-------- DATASET ROWS --------

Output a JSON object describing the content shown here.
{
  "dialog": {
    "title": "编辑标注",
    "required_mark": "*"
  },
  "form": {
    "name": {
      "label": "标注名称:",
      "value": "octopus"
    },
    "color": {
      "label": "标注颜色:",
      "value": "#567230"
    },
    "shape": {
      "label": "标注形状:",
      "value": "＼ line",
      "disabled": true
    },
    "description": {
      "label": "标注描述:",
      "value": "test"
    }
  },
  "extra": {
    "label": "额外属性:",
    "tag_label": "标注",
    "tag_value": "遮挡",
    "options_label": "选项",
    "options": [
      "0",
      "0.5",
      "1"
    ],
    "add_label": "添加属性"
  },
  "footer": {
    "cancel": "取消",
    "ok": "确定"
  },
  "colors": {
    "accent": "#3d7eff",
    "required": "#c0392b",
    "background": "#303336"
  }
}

--------

■ **WHAT TO WORK ON**
Produce an exact copy of all the records.

■ **RESPONSE TO THIS TASK**
Output a JSON object describing the content shown here.
{
  "dialog": {
    "title": "编辑标注",
    "required_mark": "*"
  },
  "form": {
    "name": {
      "label": "标注名称:",
      "value": "octopus"
    },
    "color": {
      "label": "标注颜色:",
      "value": "#567230"
    },
    "shape": {
      "label": "标注形状:",
      "value": "＼ line",
      "disabled": true
    },
    "description": {
      "label": "标注描述:",
      "value": "test"
    }
  },
  "extra": {
    "label": "额外属性:",
    "tag_label": "标注",
    "tag_value": "遮挡",
    "options_label": "选项",
    "options": [
      "0",
      "0.5",
      "1"
    ],
    "add_label": "添加属性"
  },
  "footer": {
    "cancel": "取消",
    "ok": "确定"
  },
  "colors": {
    "accent": "#3d7eff",
    "required": "#c0392b",
    "background": "#303336"
  }
}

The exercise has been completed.